== GIVEN RECORDS ==
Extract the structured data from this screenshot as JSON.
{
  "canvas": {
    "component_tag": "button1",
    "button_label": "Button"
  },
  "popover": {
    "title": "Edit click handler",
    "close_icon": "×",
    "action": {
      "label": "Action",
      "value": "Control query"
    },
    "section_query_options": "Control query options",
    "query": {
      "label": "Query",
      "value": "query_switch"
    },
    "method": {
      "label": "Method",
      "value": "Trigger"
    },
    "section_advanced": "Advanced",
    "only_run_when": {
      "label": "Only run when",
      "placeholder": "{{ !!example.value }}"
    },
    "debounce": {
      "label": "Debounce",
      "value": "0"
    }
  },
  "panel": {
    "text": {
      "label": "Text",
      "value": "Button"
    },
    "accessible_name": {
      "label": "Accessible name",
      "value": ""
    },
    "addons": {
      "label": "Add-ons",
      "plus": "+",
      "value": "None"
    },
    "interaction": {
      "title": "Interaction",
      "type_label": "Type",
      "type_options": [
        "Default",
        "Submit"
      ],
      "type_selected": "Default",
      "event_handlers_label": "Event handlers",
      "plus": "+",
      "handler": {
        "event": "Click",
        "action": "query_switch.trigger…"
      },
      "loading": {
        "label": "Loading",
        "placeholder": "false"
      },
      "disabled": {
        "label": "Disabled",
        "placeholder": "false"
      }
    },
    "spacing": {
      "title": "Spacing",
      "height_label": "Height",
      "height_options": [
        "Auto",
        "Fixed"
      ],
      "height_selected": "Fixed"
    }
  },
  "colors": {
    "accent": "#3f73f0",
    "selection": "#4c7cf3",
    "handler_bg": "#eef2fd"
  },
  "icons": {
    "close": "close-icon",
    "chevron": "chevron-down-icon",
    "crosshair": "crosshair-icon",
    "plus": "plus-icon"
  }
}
---
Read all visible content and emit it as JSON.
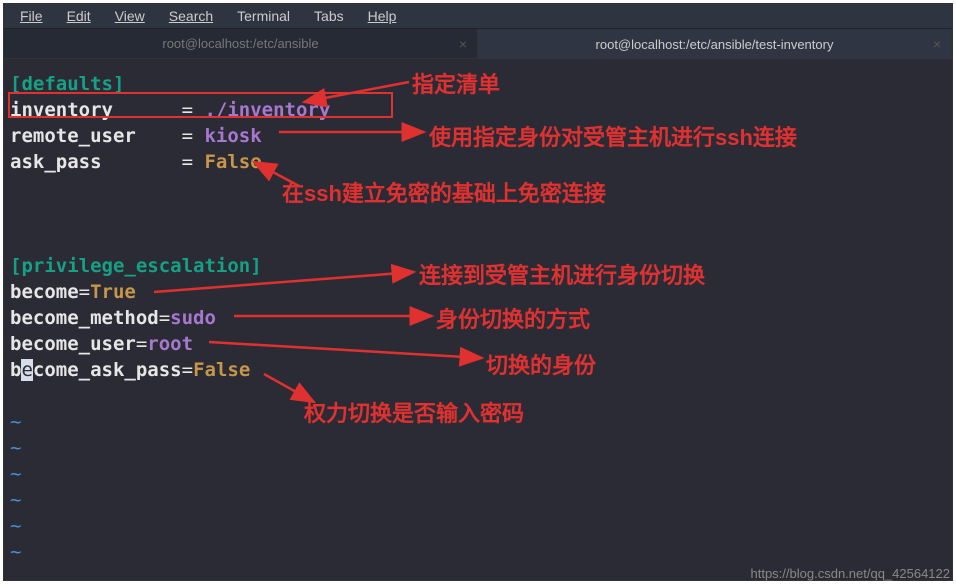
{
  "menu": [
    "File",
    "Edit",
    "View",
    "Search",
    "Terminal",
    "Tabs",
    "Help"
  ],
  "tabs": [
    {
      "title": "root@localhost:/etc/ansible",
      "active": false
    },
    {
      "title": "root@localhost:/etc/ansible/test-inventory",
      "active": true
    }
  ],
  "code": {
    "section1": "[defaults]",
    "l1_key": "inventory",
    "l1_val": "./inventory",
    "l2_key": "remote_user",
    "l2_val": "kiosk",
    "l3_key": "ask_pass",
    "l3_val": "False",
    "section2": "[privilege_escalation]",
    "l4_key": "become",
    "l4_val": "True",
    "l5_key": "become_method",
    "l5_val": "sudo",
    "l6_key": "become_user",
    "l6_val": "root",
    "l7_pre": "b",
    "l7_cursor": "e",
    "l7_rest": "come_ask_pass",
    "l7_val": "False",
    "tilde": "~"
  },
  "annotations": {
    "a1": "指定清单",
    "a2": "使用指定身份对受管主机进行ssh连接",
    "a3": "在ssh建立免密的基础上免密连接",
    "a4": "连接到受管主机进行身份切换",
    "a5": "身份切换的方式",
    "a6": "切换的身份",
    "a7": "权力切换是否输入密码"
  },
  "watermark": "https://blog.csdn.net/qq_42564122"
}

== DO THIS ==
Check the data for the word "title" and pull out the lines that have it.

== SOLUTION ==
    "title": "Edit click handler",
      "title": "Interaction",
      "title": "Spacing",
      "title": "root@localhost:/etc/ansible",
      "title": "root@localhost:/etc/ansible/test-inventory",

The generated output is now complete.